DOCUMENT PASSAGE.
○ ○ ○ ○ ○

MightyGanesha.com

TheDivaReview.com

HomeMovie Reviews

TV Addict

DVD Extras

Ill-Literate (Book Reviews)

Listen, Hear (Music)

FilmStarrr (Celebrity Interviews)

Stuf ... (Product Reviews)

...and Nonsense (Site News)

Linkage

Hit me up, yo! (Contact)

 

 

 

 

For the young ‘uns in our midst, I feel the time has come to expose the uninitiated to a trunk full of the cool.  A Long Time Ago, on a mystical planet far, far away, lived a poor and tiny Gallic mite named Edith Gassion. In an effort to alleviate her extreme financial discomfort, Edith perched on the street corners of Paris, and in a voice entirely bigger than her own 4’ 8”; she would belt her heart out for passersby in hopes of catching loose change tossed her way. You couldn’t hold a girl like Edith down though, and sure enough, she gets discovered singing away on her street corner, has her named changed (- Hello, Piaf!), and the power and brilliance of her voice raises her to international fame. Sadly, the ghosts of her torrid, impoverished past are never far from her, and her decline from drug addiction and cancer that resulted in her death at the age of 47, only added to her legend. 

Phew! That there’s quite a nutshell of quite a life. Apparently, French movie studios had minimal interest in representing this national icon of France, and there was previously only one feature film made about Piaf’s life (- Edith et Marcel – 1983). Luckily, director Olivier Dahan is made of sterner stuff. His portrait of the life of Edith Piaf is a wonder. It is a remarkable study in baroque storytelling. Neither lionising nor demonising his subject, Dahan isn’t content to lean on the well-known stories of Piaf’s life; her association with celebrities, and her alleged tyrannical behaviour around those closest to her. He proceeds with Piaf’s story (- he also wrote the script and adapted the screenplay) as if he had never heard of her before. There was an authenticity in the story he tells that makes what is essentially a period tale of a woman who first rose to notice in the 1930’s and died in 1967, as gripping and current as if it had happened yesterday. Dahan’s unusual technique narrating in of a sort of inside out figure-8 pattern is gripping in itself: Beginning from Piaf on stage in the 1950’s, to her traumatic, awful childhood, her youth as a street singer and her prime on the nightclub circuit, to her shocking last days resembling an ill, fragile 74 year-old, instead of the 47 years she was at her death. Dahan weaves the different time frames in and out of each other, every switch in time revealing something more about Edith and keeping us absorbed in the intensity of her life. Dahan’s use of colour palettes also adds to the storytelling, as the early days of Edith’s life are all shown in tones of faded sepia and dust-bowl brown, and as her age and fortunes progress the colours brighten and intensify. The scenes in 1940’s New York with her lover, boxer Marcel Cerdan, are sleek and glossy, and scenes of her joyride across the sunny Palm Springs desert in a convertible are saturated with colour as to be nearly blinding. Washed out watery blue tones signify older Edith, when the ravages of morphine addiction and illness have taken their toll.

○ ○ ○ ○ ○

DATASET EXTRACT.
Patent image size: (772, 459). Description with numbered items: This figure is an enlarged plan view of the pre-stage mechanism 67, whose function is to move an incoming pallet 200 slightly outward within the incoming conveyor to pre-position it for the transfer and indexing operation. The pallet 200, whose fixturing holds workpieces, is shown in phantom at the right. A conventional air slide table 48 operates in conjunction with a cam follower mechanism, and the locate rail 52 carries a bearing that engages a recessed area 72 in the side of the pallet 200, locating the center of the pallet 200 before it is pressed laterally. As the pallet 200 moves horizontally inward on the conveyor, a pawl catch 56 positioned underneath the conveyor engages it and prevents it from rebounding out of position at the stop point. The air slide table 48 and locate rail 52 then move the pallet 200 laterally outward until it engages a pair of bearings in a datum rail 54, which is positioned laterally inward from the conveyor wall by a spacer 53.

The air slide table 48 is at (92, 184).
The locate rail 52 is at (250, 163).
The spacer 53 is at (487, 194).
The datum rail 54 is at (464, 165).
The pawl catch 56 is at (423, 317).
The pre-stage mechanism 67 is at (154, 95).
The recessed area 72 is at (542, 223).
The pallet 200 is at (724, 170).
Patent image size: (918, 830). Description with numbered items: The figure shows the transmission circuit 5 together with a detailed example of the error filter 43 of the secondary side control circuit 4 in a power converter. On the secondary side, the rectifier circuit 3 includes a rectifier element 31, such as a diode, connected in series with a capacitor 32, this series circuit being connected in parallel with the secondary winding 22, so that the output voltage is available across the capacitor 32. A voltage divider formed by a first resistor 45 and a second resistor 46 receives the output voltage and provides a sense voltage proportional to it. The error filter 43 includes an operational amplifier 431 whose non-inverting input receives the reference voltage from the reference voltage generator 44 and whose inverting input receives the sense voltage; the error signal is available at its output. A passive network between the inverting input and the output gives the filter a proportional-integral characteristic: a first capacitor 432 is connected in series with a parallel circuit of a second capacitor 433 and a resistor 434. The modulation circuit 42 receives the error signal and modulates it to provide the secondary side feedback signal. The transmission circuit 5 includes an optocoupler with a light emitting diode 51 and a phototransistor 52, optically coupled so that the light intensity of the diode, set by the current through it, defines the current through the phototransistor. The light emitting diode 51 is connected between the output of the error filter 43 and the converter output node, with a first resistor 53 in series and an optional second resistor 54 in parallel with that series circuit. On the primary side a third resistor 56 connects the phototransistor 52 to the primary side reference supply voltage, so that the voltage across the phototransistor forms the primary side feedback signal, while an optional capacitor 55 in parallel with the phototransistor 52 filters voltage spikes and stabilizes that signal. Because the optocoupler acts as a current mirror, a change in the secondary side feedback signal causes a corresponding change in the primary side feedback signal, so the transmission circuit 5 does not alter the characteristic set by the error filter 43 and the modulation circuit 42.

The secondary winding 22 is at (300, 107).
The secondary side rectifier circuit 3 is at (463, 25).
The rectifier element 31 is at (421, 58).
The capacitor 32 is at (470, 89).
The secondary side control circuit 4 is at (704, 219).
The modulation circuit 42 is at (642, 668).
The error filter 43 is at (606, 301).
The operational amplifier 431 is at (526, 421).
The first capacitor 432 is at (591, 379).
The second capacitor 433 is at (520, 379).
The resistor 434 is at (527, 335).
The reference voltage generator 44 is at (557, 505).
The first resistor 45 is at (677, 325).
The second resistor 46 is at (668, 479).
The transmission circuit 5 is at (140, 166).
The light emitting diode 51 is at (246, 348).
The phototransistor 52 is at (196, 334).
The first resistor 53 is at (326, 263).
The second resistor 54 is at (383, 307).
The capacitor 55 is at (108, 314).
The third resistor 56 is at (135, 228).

○ ○ ○ ○ ○

TO DO.
**a)** Summarize the review of the Edith Piaf film in two sentences.
**b)** Write the next part of the review of the Edith Piaf film, picking up after its final sentence.
The material comes from a source unrelated to the review of the Edith Piaf film.

ANSWERS FOR THE EXERCISE.
**a)** Edith Gassion, a tiny, poor street singer in Paris, was discovered, renamed Piaf, and rose to international fame before drug addiction and cancer led to her death at 47. Director Olivier Dahan's portrait of her life weaves its time frames in and out of each other and uses color palettes that brighten as her age and fortunes progress, shifting to washed-out blue tones for the older Edith.

**b)**
Marion Cotillard plays Edith from her teenage years, singing for spare change on street corners, up through her final days. Hers is an amazing performance and a remarkable feat. Not only does Mlle. Cotillard not cavil at playing the troubled icon, but she jumps into Piaf’s skin, giving depth and dimension to the legend. Piaf’s physical appearance was as distinct as her voice; the diminutive stature (- not helped by a self-conscious hunch, which seemed equal parts rheumatism, and waiting for life to deal her the next blow), the whiplash brows over the huge saucer eyes; the frail body that looked like a misplaced breeze could knock her over. Cotillard gets it all down, inhabits Piaf’s characteristics so much so that you lose Cotillard behind Edith. We see the origin of Piaf’s expressive stage presence, Cotillard’s arm movements are signature, but never pastiche. Her stance during Edith’s singing is sturdy as if the act of having that powerful voice run through Piaf’s frail body would be too much for her.

Cotillard’s progression from brash, street urchin Edith, to successful, sophisticated world-renown chanteuse, to the ailing, aged-before her time Edith in her last years is astonishing. One of Piaf’s most famous songs was entitled “Non, je ne regrette rien”(- No, I regret nothing), and clearly it served a motto for both director Dahan and Marion Cotillard for how this woman was going to be rendered. The note that Cotillard strikes throughout the film is in showing us Piaf’s raging passion for life; and in that, Cotillard finds the core of Edith underneath her famous characteristics, reaching down to the person who made her way through a difficult life the best way she knew how, and the result is this portrayal is remarkable, gutsy, and true. Even though Piaf’s life was the stuff of Dickens’ novels (- with healthy dashes of Poe and Runyon), she never wallows in a moment of self-pity. There is a moment when the older Edith, sickly and bedridden, says to a confidante that she’s in this state because “I overdid it”. Never in that scene do you feel that Edith is sad or remorseful for the life that she’s lived, or for the abuses she allowed drink and drugs to render to her body and it’s a powerful piece of insight into the formidable woman. Marion Cotillard gives the performance of a lifetime, channeling La Môme, and fearlessly sinks her teeth and everything else she has into it. The monumental scene where Edith discovers the love of her life has perished in a plane crash on his way to see her will knock you for a loop. She tears it up, yo. I hope Cotillard’s tour-de-force performance is remembered come Oscar time.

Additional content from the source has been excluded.